Data records ->
═══
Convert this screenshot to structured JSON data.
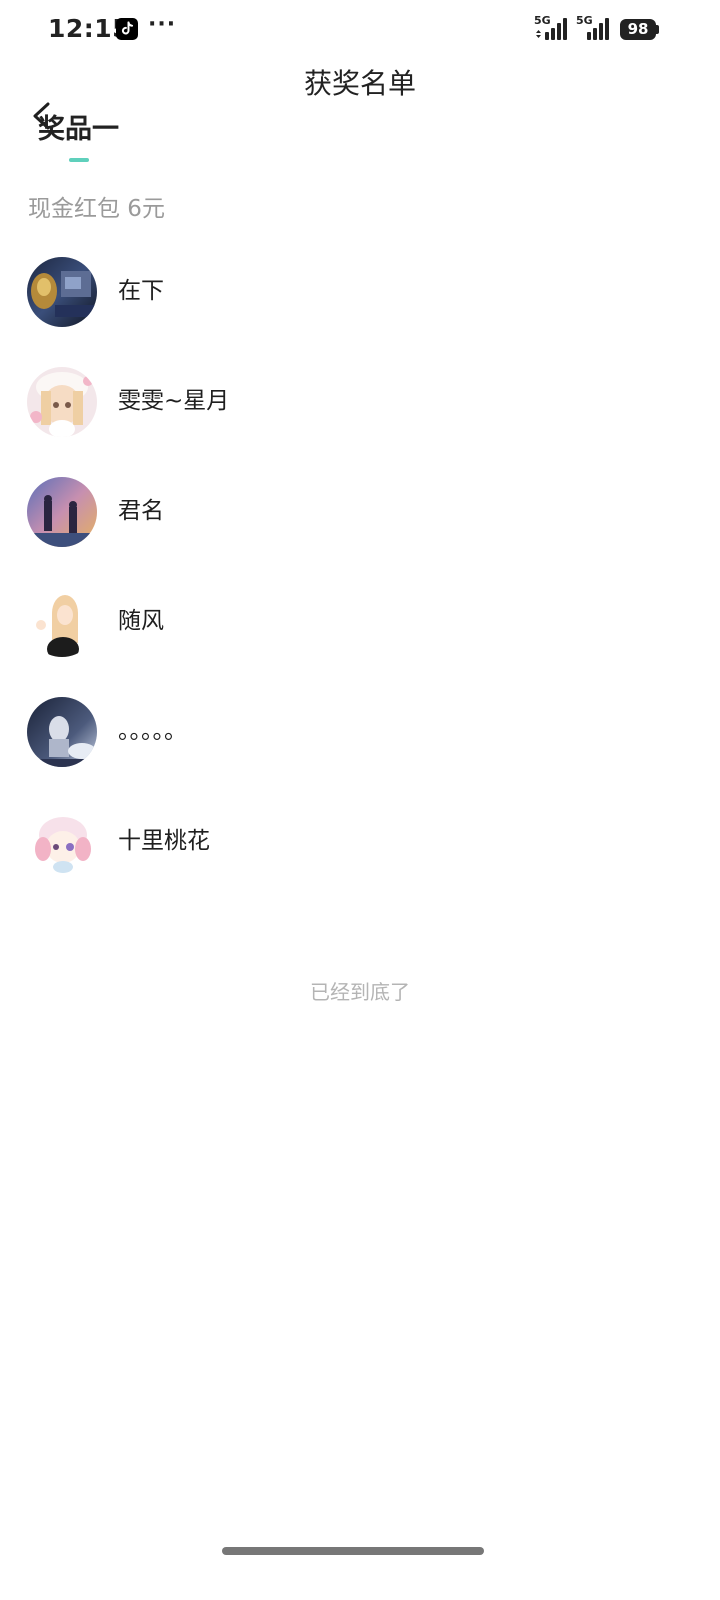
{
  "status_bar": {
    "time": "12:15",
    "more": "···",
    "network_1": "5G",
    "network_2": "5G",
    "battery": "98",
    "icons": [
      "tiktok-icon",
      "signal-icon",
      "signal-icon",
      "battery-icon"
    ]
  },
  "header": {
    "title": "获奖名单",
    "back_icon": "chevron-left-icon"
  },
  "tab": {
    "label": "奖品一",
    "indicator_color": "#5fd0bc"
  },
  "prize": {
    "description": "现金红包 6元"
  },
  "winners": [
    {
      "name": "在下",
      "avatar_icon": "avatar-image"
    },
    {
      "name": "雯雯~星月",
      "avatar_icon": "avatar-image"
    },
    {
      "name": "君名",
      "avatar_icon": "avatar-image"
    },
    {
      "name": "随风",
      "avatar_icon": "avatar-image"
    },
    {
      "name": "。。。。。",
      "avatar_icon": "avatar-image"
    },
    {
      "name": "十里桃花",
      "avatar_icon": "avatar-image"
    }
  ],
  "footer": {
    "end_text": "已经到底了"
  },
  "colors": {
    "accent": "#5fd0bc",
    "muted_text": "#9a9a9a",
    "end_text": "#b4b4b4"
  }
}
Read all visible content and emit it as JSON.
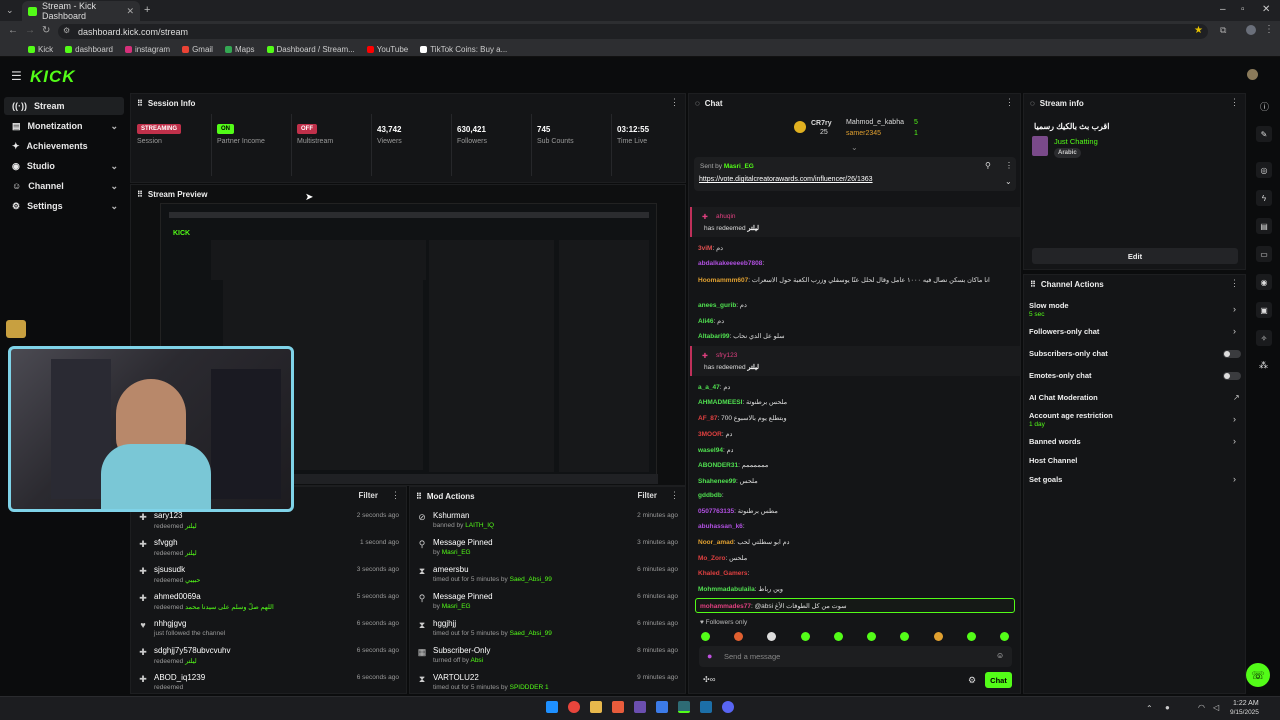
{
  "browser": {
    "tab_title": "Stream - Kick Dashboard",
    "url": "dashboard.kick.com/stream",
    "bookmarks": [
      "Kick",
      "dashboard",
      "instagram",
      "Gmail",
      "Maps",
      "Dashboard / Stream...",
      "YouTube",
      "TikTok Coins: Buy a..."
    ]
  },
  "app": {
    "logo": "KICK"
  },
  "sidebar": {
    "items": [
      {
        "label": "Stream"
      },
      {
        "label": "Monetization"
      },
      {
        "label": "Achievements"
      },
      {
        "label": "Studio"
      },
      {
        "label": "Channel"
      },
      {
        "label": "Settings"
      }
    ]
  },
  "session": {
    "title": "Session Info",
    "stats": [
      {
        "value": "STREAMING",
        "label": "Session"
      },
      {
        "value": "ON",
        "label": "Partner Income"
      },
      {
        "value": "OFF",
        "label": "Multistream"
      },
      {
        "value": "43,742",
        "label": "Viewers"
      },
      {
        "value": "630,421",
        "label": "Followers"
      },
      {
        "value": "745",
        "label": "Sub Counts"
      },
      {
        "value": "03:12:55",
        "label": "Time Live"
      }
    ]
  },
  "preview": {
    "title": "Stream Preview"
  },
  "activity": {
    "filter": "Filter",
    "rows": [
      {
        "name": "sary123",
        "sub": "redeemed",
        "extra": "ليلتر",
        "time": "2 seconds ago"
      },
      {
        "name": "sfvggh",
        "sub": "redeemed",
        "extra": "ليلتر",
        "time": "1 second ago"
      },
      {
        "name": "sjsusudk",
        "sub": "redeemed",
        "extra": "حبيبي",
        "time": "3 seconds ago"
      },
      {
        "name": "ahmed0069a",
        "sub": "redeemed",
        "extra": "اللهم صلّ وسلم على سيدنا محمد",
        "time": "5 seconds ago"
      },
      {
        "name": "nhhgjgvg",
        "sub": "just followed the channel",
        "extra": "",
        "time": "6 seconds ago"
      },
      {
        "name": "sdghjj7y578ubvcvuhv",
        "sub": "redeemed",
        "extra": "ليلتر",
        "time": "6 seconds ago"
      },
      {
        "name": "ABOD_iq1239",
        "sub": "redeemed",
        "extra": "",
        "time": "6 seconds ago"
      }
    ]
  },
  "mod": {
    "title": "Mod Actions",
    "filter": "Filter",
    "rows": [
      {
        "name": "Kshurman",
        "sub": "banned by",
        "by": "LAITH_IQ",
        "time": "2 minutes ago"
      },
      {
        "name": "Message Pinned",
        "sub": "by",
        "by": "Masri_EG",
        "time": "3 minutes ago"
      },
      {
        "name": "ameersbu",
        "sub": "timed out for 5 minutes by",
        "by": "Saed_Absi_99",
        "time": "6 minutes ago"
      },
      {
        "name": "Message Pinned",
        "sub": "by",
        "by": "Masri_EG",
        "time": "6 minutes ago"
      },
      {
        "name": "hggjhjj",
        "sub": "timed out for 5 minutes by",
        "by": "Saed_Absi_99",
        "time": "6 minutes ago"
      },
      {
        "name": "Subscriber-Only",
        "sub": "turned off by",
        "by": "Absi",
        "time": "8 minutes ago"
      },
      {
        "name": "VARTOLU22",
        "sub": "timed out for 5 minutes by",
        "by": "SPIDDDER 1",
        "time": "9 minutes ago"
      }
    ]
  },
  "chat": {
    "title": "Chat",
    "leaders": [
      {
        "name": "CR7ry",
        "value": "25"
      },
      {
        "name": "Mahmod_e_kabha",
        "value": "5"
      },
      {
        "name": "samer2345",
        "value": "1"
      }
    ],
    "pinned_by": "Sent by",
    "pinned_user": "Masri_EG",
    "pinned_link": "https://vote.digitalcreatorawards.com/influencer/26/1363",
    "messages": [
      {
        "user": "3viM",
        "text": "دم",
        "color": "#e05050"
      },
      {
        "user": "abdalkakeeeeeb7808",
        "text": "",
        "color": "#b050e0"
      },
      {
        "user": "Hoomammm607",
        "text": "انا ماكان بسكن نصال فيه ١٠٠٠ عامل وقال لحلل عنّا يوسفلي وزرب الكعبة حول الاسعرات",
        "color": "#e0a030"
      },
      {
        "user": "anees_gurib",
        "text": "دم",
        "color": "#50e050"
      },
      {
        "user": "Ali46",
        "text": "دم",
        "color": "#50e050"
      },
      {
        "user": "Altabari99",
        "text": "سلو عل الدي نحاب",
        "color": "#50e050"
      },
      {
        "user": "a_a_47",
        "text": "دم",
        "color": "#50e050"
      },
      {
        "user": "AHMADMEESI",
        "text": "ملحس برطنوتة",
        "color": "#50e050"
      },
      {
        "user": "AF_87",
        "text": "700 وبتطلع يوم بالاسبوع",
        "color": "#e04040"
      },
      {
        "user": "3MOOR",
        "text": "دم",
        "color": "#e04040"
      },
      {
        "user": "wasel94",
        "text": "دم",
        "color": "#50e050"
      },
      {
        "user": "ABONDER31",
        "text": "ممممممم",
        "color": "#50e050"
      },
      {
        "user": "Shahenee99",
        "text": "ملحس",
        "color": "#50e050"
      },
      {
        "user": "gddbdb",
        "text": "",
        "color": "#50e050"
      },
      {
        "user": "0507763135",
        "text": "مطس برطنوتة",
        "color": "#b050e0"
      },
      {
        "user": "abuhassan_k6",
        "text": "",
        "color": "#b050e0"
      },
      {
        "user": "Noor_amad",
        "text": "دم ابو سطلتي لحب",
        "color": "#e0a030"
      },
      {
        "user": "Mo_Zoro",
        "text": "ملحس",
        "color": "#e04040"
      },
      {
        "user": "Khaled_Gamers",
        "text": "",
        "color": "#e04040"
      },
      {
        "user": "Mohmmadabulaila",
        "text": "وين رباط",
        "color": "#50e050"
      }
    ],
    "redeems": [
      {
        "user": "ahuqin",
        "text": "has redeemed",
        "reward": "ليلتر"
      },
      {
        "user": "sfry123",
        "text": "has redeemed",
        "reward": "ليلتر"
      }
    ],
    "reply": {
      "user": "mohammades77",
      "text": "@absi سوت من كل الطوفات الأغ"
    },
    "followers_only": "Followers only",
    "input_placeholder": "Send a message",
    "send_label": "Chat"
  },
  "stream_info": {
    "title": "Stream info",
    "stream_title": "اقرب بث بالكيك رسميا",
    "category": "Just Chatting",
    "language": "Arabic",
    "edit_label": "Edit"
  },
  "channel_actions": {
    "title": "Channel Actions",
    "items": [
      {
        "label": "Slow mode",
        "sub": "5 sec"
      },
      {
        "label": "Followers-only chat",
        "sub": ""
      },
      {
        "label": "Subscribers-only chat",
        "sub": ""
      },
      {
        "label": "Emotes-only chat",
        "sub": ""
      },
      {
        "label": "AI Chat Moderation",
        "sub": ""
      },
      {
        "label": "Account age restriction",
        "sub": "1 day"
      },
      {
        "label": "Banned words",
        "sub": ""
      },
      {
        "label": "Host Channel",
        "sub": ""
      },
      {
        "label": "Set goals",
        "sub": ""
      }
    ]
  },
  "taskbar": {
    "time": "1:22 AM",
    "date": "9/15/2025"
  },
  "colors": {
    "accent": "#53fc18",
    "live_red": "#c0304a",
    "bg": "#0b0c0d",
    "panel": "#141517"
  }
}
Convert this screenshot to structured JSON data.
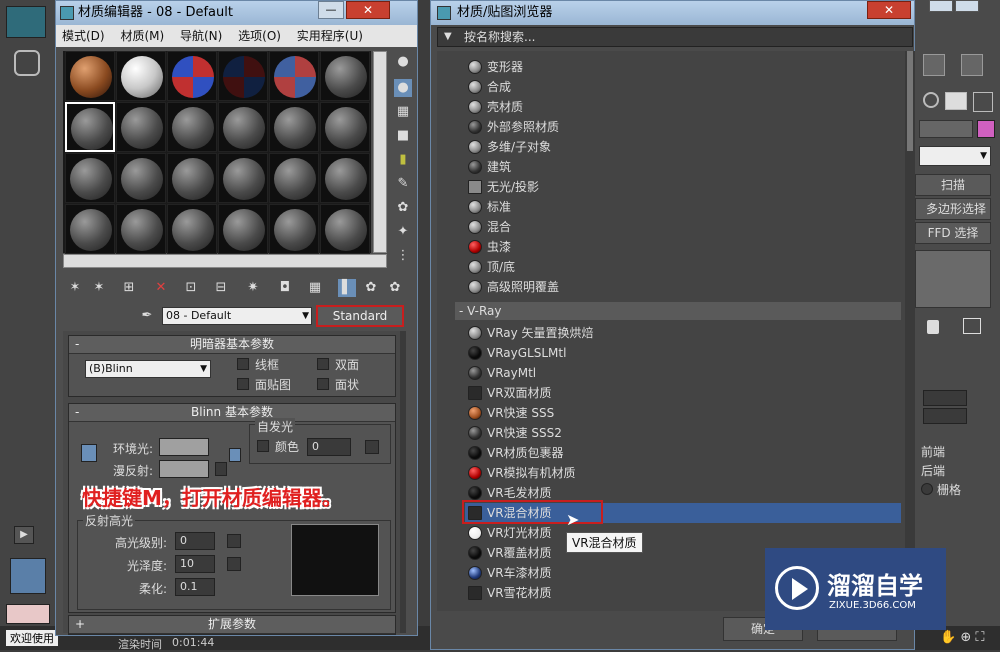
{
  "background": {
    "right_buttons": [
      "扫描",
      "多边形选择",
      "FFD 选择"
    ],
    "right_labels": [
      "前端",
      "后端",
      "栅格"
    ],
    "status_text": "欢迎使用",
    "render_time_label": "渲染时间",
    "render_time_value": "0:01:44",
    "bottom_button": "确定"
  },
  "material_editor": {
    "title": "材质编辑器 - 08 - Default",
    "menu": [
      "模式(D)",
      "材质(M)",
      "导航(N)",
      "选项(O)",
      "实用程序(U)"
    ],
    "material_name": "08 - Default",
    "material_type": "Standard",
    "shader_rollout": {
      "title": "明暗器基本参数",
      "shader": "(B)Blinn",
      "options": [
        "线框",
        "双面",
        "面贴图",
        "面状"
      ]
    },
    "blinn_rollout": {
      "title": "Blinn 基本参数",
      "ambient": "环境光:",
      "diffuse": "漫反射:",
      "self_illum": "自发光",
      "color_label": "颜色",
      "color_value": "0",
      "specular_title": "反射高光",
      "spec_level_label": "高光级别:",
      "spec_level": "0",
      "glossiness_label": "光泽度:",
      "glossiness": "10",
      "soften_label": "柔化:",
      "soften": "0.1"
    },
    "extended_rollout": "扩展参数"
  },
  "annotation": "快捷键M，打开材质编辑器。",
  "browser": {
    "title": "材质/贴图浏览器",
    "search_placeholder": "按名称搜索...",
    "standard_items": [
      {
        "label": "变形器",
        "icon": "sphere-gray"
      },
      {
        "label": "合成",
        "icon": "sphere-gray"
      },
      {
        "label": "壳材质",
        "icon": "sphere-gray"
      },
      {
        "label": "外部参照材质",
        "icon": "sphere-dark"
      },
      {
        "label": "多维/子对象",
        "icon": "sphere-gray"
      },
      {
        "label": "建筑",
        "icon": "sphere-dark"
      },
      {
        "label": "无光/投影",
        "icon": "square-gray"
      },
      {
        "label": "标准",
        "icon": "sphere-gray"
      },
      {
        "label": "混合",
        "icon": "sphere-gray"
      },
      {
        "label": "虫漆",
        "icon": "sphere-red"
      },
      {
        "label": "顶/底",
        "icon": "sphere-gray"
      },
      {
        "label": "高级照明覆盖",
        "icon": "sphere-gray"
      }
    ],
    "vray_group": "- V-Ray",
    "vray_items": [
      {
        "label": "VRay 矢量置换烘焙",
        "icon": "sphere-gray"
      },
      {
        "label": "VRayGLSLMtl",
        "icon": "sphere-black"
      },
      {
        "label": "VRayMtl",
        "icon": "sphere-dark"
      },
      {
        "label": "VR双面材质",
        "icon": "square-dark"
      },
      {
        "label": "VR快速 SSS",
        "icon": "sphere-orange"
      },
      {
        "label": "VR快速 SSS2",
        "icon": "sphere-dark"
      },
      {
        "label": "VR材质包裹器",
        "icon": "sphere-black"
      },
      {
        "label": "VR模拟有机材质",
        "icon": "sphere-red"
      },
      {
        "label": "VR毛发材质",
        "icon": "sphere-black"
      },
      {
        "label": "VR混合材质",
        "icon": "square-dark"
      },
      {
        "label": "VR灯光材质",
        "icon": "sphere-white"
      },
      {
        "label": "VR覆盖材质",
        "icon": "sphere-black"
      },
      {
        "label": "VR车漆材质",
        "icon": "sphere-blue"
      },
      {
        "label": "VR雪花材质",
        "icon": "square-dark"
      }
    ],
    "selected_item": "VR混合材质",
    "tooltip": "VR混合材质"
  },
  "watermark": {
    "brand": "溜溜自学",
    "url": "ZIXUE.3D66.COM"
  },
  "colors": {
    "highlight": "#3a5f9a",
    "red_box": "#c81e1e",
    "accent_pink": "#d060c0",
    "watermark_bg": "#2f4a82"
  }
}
═══
Aim of the task ->
How many of the lines above include the word "VR混合材质"? Respond with the number alone.

The reply ->
3